◆ **YOUR OBJECTIVE**: For each line that holds "силу", copy the line out.

##### ITEMS

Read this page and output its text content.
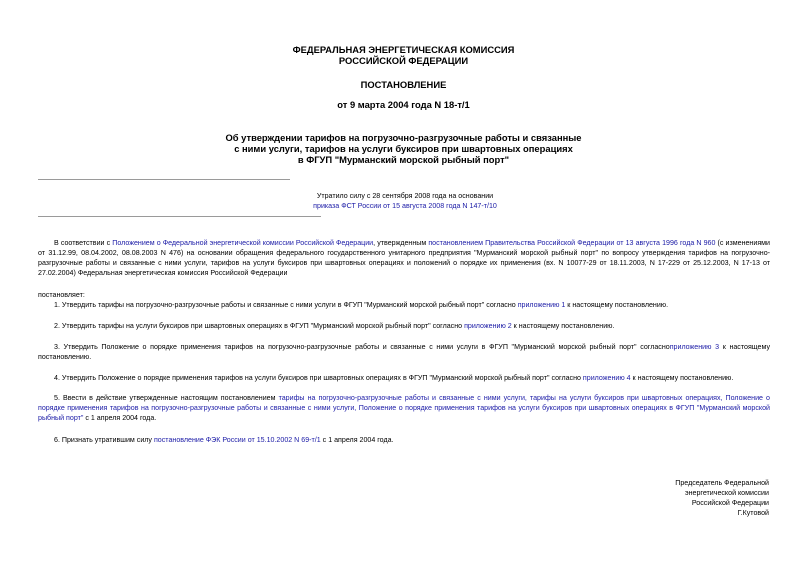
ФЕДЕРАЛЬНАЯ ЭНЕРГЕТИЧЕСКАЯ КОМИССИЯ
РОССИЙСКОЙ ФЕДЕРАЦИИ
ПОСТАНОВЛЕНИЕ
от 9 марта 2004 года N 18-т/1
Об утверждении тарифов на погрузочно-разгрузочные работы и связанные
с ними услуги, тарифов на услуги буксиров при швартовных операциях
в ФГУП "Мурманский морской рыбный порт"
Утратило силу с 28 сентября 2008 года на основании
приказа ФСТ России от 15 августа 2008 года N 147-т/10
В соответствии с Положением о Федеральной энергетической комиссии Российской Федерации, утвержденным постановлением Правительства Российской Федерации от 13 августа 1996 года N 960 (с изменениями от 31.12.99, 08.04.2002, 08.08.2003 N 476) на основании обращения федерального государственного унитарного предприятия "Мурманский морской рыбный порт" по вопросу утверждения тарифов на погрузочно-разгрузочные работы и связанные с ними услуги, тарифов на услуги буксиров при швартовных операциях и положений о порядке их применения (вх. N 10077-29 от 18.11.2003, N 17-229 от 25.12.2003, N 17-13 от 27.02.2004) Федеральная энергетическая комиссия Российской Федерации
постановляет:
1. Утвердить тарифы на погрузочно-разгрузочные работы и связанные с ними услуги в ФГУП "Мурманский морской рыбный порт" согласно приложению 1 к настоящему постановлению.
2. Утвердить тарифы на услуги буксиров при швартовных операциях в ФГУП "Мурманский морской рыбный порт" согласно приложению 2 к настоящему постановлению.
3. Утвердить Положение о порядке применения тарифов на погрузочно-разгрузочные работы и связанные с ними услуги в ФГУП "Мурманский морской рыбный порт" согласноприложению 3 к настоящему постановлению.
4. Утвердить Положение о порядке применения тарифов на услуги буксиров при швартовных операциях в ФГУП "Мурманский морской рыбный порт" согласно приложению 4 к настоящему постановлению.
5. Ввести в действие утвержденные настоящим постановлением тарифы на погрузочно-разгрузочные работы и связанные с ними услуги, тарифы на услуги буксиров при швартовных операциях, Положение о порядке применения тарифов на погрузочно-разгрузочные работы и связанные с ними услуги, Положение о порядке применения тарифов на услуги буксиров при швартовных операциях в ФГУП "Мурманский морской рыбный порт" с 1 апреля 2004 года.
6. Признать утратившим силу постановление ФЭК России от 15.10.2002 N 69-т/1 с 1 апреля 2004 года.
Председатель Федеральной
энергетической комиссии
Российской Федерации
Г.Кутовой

##########

◆ **THE RESULT**:
Утратило силу с 28 сентября 2008 года на основании
6. Признать утратившим силу постановление ФЭК России от 15.10.2002 N 69-т/1 с 1 апреля 2004 года.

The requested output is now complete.